### Rows from a figure dataset
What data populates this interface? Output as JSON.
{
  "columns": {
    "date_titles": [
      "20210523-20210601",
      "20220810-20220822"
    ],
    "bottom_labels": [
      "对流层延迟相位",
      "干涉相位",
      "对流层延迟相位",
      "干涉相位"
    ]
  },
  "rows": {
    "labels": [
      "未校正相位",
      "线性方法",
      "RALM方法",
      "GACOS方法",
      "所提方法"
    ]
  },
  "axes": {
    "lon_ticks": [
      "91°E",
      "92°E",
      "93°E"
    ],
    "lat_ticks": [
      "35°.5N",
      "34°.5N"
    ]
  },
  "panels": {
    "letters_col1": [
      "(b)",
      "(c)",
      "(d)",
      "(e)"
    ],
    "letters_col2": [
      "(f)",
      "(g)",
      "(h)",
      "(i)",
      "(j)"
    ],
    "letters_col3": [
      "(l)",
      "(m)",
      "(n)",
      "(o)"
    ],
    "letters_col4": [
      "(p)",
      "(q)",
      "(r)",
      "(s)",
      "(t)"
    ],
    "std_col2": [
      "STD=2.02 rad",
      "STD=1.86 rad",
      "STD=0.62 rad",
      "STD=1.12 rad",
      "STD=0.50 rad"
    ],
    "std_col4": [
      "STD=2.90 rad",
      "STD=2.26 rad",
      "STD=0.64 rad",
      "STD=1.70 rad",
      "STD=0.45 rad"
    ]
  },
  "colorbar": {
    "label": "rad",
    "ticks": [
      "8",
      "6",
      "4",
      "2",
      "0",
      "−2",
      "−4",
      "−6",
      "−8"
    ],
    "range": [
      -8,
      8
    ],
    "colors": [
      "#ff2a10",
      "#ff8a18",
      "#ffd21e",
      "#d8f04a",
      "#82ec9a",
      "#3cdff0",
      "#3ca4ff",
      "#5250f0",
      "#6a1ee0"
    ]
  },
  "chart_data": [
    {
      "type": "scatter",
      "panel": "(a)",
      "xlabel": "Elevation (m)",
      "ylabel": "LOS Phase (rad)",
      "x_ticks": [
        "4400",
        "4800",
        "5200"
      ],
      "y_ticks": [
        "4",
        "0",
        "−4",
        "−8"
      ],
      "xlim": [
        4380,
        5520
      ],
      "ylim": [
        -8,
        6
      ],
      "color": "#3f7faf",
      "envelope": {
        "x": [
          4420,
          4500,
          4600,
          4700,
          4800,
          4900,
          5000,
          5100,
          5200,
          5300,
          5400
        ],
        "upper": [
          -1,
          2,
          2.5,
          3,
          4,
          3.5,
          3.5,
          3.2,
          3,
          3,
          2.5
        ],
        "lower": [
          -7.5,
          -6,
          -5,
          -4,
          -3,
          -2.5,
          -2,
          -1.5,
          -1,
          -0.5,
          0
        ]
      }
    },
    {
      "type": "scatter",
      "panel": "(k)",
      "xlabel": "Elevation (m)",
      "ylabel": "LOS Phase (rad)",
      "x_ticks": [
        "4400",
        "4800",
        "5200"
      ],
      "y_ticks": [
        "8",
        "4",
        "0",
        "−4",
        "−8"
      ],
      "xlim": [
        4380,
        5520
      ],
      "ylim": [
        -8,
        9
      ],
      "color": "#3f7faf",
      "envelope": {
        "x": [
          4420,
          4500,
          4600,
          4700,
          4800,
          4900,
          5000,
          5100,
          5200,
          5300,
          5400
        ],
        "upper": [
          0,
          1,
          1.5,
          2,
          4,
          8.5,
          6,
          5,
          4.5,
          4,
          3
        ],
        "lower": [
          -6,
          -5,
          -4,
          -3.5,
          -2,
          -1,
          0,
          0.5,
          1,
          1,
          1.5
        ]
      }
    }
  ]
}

### Problem to work on
Make an exact copy of every line in the data.

### Right answer
What data populates this interface? Output as JSON.
{
  "columns": {
    "date_titles": [
      "20210523-20210601",
      "20220810-20220822"
    ],
    "bottom_labels": [
      "对流层延迟相位",
      "干涉相位",
      "对流层延迟相位",
      "干涉相位"
    ]
  },
  "rows": {
    "labels": [
      "未校正相位",
      "线性方法",
      "RALM方法",
      "GACOS方法",
      "所提方法"
    ]
  },
  "axes": {
    "lon_ticks": [
      "91°E",
      "92°E",
      "93°E"
    ],
    "lat_ticks": [
      "35°.5N",
      "34°.5N"
    ]
  },
  "panels": {
    "letters_col1": [
      "(b)",
      "(c)",
      "(d)",
      "(e)"
    ],
    "letters_col2": [
      "(f)",
      "(g)",
      "(h)",
      "(i)",
      "(j)"
    ],
    "letters_col3": [
      "(l)",
      "(m)",
      "(n)",
      "(o)"
    ],
    "letters_col4": [
      "(p)",
      "(q)",
      "(r)",
      "(s)",
      "(t)"
    ],
    "std_col2": [
      "STD=2.02 rad",
      "STD=1.86 rad",
      "STD=0.62 rad",
      "STD=1.12 rad",
      "STD=0.50 rad"
    ],
    "std_col4": [
      "STD=2.90 rad",
      "STD=2.26 rad",
      "STD=0.64 rad",
      "STD=1.70 rad",
      "STD=0.45 rad"
    ]
  },
  "colorbar": {
    "label": "rad",
    "ticks": [
      "8",
      "6",
      "4",
      "2",
      "0",
      "−2",
      "−4",
      "−6",
      "−8"
    ],
    "range": [
      -8,
      8
    ],
    "colors": [
      "#ff2a10",
      "#ff8a18",
      "#ffd21e",
      "#d8f04a",
      "#82ec9a",
      "#3cdff0",
      "#3ca4ff",
      "#5250f0",
      "#6a1ee0"
    ]
  },
  "chart_data": [
    {
      "type": "scatter",
      "panel": "(a)",
      "xlabel": "Elevation (m)",
      "ylabel": "LOS Phase (rad)",
      "x_ticks": [
        "4400",
        "4800",
        "5200"
      ],
      "y_ticks": [
        "4",
        "0",
        "−4",
        "−8"
      ],
      "xlim": [
        4380,
        5520
      ],
      "ylim": [
        -8,
        6
      ],
      "color": "#3f7faf",
      "envelope": {
        "x": [
          4420,
          4500,
          4600,
          4700,
          4800,
          4900,
          5000,
          5100,
          5200,
          5300,
          5400
        ],
        "upper": [
          -1,
          2,
          2.5,
          3,
          4,
          3.5,
          3.5,
          3.2,
          3,
          3,
          2.5
        ],
        "lower": [
          -7.5,
          -6,
          -5,
          -4,
          -3,
          -2.5,
          -2,
          -1.5,
          -1,
          -0.5,
          0
        ]
      }
    },
    {
      "type": "scatter",
      "panel": "(k)",
      "xlabel": "Elevation (m)",
      "ylabel": "LOS Phase (rad)",
      "x_ticks": [
        "4400",
        "4800",
        "5200"
      ],
      "y_ticks": [
        "8",
        "4",
        "0",
        "−4",
        "−8"
      ],
      "xlim": [
        4380,
        5520
      ],
      "ylim": [
        -8,
        9
      ],
      "color": "#3f7faf",
      "envelope": {
        "x": [
          4420,
          4500,
          4600,
          4700,
          4800,
          4900,
          5000,
          5100,
          5200,
          5300,
          5400
        ],
        "upper": [
          0,
          1,
          1.5,
          2,
          4,
          8.5,
          6,
          5,
          4.5,
          4,
          3
        ],
        "lower": [
          -6,
          -5,
          -4,
          -3.5,
          -2,
          -1,
          0,
          0.5,
          1,
          1,
          1.5
        ]
      }
    }
  ]
}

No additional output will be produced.